___ Supplied information

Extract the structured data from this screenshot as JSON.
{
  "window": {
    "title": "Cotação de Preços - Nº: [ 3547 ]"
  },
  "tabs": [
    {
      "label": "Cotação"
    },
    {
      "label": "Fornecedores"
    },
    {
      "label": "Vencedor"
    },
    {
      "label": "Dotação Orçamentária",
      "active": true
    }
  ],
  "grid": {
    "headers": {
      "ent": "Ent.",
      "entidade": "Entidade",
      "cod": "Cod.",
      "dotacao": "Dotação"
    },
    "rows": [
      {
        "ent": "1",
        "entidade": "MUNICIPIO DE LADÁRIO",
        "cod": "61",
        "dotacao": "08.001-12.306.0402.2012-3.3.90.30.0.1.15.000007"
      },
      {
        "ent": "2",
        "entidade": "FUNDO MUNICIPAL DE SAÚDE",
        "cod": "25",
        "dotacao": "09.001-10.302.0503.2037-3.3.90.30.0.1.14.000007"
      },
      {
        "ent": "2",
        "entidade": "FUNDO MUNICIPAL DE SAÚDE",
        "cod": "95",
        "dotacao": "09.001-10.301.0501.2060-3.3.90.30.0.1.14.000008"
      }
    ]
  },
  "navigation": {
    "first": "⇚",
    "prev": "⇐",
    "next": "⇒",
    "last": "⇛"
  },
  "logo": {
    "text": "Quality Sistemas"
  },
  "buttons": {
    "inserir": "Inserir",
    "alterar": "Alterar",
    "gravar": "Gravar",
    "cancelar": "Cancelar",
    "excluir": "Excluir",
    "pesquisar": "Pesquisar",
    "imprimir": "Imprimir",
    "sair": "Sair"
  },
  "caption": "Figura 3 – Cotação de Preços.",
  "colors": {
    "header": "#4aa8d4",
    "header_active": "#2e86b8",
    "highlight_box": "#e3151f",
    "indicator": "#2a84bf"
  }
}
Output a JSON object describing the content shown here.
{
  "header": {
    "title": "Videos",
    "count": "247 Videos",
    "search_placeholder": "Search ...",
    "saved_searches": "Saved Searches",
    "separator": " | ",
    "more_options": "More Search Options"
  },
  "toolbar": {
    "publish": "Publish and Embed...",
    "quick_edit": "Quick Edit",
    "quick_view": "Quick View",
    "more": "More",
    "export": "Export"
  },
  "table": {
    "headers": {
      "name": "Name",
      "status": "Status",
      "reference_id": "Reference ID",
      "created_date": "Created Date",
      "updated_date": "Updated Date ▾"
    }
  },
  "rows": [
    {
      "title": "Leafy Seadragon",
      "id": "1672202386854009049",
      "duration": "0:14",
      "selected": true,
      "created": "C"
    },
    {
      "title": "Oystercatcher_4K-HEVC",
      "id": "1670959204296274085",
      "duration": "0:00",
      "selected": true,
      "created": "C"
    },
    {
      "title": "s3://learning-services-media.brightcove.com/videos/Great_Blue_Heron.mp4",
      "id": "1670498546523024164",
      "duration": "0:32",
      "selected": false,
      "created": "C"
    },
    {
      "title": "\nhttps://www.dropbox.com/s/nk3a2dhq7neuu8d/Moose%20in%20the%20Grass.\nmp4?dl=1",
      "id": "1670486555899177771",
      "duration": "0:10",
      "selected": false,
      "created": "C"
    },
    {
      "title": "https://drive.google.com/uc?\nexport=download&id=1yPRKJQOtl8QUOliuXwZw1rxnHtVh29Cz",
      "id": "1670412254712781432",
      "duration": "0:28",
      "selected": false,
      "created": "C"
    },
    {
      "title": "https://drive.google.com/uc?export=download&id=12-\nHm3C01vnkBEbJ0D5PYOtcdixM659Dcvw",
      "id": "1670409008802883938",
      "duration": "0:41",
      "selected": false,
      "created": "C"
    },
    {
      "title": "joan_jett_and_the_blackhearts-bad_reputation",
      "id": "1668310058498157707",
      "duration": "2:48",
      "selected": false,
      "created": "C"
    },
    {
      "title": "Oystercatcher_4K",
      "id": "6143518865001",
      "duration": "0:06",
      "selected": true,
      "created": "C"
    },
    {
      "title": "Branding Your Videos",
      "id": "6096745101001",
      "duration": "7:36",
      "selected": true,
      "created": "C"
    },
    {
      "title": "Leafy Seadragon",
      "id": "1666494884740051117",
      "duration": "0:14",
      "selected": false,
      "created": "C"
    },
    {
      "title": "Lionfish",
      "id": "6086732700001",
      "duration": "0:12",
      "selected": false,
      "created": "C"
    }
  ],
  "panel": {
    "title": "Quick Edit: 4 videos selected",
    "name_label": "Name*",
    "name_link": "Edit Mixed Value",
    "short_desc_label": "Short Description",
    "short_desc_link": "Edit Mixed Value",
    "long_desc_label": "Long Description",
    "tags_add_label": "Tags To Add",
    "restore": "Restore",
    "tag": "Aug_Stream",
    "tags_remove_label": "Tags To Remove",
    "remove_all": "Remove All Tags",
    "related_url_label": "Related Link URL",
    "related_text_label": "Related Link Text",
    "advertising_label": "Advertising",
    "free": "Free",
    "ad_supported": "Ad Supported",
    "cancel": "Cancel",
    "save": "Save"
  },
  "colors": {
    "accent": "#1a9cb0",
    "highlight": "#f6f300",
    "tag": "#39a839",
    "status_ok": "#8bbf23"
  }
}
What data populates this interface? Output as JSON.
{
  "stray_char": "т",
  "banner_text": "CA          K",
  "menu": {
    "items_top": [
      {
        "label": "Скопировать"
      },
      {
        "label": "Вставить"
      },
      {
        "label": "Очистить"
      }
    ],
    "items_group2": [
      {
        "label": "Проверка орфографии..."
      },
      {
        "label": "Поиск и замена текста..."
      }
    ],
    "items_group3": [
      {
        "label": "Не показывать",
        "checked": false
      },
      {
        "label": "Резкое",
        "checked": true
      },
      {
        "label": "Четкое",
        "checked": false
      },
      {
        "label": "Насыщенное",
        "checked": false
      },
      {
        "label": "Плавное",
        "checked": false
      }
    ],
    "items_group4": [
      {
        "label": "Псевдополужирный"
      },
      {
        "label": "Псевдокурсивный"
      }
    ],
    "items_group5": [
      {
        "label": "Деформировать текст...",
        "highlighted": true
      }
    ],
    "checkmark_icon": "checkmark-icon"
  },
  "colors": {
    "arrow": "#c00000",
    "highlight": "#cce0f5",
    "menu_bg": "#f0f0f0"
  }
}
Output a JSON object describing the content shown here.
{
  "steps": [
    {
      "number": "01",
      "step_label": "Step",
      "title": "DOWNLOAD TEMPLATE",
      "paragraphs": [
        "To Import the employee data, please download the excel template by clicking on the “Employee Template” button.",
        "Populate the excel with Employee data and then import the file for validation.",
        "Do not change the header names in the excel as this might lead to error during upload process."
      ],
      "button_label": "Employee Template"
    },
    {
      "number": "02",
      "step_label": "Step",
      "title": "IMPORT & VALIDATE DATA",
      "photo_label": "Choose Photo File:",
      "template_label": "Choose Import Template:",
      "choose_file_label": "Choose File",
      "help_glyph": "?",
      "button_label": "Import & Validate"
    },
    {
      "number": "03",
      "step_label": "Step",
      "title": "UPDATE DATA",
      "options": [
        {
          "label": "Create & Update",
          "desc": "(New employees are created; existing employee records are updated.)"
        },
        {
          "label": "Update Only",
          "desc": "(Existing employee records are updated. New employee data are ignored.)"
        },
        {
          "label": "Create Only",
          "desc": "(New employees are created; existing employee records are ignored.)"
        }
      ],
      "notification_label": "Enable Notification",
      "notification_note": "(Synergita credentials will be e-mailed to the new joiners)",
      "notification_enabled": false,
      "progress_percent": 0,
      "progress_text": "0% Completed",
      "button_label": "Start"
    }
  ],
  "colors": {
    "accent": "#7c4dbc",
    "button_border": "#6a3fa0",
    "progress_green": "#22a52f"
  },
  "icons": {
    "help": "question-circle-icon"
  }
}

______

→ **Goal**
In the entries above, find every line holding the word "Value" and copy it out.

→ **Exercise response**
    "name_link": "Edit Mixed Value",
    "short_desc_link": "Edit Mixed Value",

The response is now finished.